**TASK:**
What follows is a set of records; repeat all of them exactly.

Records from a dataset
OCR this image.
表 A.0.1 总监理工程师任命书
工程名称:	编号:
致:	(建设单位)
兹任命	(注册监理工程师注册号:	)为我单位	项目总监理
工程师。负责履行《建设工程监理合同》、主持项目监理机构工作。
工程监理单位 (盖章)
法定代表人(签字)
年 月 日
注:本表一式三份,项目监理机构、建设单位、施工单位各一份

**WRITTEN ANSWER:**
OCR this image.
表 A.0.1 总监理工程师任命书
工程名称:	编号:
致:	(建设单位)
兹任命	(注册监理工程师注册号:	)为我单位	项目总监理
工程师。负责履行《建设工程监理合同》、主持项目监理机构工作。
工程监理单位 (盖章)
法定代表人(签字)
年 月 日
注:本表一式三份,项目监理机构、建设单位、施工单位各一份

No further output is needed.